--- ОТРЫВОК ---

Издеваясь над русским абсурдом, Герцен заскучал по нему лишь тогда, когда навсегда простился с отечеством: «Вот столб и на нем обсыпанный снегом одноголовый и худой орел… и то хорошо — одной головой меньше».


2

Нерв заграничной части книги — зверское разочарование в заграничной части мира. Герцен ждал от нее свободы, а нашел трусоватых обывателей, готовых удовлетвориться хорошей жизнью, ради которой автору точно не стоило покидать родину. Отсюда — обида на Запад, знакомая всем эмигрантам, всегда ждущим другого.

Банальность этой реакции чуть портит книгу. Путаясь в подробностях революционного движения, знакомясь с его героями, либо забытыми, либо увековеченными на площадях и валюте, я стыдился признать, что Герцен меня раздражает как фанат чужой команды. Самого Герцена, впрочем, они раздражали еще больше. Продолжив за рубежом свою комедийную картотеку, он меньше всех щадил соратников. Кумиры неудавшихся восстаний, они казались надутыми и смешными, как Наполеон в изгнании или Керенский в Нью-Йорке. «Хористы революции, — говорил Герцен, — пишут шифром и химическими чернилами новости, напечатанные голландской сажей в газетах». И это мне тоже знакомо.

— На вашем «Радио Свобода» полно чекистов, — предупредил меня товарищ.

— Ничего страшного, — ответил я, — все, что мне есть сказать, я говорю в микрофон.

Но больше своих Герцена сердили чужие народы, и описание их составляет упоительное чтение в наш политкорректный век, упраздняющий понятия «немец» или «француз» заодно с мужчиной и женщиной. Герцен писал, ничего не стесняясь, но иначе, чем про русских. Если дома он видел резко очерченные личности, которых трудно перепутать и нельзя забыть, то за границей Герцен искал типы, в которые вмещаются целые народы. У немцев противна «простота практических недорослей», англичане — «будто спросонья», позеры-французы «исполнены задних мыслей и заняты своей ролью», и только в итальянце он нашел родную душу. «Скорее бандит, чем солдат», итальянец «имеет ту же наклонность к лени, как и мы; он не находит, что работа — наслаждение; он не любит ее тревогу, ее усталь и недосуг».

--- СТРОКИ ДАННЫХ ---

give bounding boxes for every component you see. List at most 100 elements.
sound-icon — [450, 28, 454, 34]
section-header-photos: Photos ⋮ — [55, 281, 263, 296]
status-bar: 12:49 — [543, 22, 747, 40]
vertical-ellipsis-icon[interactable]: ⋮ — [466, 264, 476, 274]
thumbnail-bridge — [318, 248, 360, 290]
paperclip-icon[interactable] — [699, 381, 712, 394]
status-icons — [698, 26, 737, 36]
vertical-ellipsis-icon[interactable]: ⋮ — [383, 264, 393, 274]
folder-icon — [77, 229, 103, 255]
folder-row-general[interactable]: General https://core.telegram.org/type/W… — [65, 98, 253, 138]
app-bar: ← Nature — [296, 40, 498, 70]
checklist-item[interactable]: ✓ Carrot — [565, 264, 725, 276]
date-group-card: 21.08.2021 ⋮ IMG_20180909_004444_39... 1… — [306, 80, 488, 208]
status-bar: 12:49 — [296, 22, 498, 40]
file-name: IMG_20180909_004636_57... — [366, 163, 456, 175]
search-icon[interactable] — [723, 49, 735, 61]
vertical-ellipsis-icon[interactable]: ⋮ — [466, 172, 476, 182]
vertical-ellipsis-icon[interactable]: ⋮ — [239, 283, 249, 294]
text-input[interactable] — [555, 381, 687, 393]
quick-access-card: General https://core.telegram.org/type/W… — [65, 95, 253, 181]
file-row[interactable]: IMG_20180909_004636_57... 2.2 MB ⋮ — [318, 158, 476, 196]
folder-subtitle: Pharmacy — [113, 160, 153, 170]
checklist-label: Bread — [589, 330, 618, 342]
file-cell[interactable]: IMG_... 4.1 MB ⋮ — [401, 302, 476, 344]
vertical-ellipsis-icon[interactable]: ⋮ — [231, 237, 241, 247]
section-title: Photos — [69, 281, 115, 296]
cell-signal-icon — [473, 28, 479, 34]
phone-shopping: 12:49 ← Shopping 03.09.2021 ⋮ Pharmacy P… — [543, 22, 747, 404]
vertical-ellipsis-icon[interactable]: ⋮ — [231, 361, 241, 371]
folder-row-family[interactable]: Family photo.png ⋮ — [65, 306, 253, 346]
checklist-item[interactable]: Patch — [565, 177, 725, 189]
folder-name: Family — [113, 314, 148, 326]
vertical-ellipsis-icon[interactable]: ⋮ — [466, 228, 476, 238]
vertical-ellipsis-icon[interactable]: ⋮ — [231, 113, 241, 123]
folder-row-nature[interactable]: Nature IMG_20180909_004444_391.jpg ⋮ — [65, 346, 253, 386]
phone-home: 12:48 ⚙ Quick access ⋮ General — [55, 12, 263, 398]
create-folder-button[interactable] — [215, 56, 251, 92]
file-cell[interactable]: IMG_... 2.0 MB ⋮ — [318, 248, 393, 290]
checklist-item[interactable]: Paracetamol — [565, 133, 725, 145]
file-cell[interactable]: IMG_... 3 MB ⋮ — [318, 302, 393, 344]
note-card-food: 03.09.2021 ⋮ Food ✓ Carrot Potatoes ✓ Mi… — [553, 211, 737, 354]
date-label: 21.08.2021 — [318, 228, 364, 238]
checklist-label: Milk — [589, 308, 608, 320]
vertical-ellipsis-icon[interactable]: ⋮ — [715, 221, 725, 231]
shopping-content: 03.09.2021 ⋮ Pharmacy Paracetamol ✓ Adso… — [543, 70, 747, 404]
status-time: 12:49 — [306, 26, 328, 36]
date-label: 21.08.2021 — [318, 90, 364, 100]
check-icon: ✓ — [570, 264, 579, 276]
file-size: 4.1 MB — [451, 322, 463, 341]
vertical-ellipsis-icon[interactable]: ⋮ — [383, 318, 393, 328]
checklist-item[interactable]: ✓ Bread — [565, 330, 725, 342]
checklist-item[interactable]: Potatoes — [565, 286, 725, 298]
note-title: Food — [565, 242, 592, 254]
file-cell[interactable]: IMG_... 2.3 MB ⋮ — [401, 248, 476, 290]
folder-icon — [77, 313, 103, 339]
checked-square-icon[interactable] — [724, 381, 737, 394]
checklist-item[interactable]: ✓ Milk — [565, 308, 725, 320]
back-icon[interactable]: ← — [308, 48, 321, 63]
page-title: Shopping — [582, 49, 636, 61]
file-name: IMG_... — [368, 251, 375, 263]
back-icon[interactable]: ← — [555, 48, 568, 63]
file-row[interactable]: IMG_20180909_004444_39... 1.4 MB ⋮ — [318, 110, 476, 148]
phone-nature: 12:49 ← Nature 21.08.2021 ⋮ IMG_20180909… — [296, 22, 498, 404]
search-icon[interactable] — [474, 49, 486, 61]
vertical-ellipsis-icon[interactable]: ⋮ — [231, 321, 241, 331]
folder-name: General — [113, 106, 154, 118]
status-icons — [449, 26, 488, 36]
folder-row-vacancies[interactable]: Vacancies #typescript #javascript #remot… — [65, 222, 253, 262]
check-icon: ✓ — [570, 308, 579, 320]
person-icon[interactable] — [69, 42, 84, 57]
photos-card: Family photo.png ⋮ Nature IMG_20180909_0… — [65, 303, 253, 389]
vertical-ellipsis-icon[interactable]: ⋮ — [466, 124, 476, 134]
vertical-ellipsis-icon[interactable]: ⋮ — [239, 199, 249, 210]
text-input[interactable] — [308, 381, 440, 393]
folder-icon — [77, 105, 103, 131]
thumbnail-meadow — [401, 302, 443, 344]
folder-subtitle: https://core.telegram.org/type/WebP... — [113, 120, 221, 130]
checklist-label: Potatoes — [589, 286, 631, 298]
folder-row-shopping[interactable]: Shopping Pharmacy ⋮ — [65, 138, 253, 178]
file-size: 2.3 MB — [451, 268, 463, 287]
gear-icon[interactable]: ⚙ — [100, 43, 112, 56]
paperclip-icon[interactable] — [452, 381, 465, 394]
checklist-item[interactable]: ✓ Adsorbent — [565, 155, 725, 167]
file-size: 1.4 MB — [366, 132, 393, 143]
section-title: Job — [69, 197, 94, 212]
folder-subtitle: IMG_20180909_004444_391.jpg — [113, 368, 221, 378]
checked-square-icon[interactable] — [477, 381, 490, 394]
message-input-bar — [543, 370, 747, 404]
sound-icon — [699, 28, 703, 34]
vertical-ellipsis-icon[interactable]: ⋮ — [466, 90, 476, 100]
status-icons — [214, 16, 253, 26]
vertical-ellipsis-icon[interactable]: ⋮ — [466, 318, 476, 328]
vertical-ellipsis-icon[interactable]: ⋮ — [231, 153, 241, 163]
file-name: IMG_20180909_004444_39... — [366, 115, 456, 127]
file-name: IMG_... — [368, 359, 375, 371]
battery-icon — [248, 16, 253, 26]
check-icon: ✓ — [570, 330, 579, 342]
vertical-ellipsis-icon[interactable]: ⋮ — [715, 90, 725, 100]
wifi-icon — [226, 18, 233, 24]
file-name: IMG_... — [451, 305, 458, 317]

---

ЦЕЛЬ ЗАДАНИЯ 1: Выпишите из отрывка о Герцене без изменений часть текста от «Банальность этой реакции» до «мне тоже знакомо.».
ЦЕЛЬ ЗАДАНИЯ 2:
Ответьте по отрывку о Герцене:
(а) Что, по словам Герцена, было на столбе, который он увидел, прощаясь с отечеством?
(б) Чего Герцен ждал от заграничной части мира?
(в) В ком из иностранцев Герцен нашел родную душу?

ПРАВИЛЬНЫЙ ОТВЕТ 1:
Банальность этой реакции чуть портит книгу. Путаясь в подробностях революционного движения, знакомясь с его героями, либо забытыми, либо увековеченными на площадях и валюте, я стыдился признать, что Герцен меня раздражает как фанат чужой команды. Самого Герцена, впрочем, они раздражали еще больше. Продолжив за рубежом свою комедийную картотеку, он меньше всех щадил соратников. Кумиры неудавшихся восстаний, они казались надутыми и смешными, как Наполеон в изгнании или Керенский в Нью-Йорке. «Хористы революции, — говорил Герцен, — пишут шифром и химическими чернилами новости, напечатанные голландской сажей в газетах». И это мне тоже знакомо.

ПРАВИЛЬНЫЙ ОТВЕТ 2:
(а) Обсыпанный снегом одноголовый и худой орел.
(б) Свободы.
(в) В итальянце.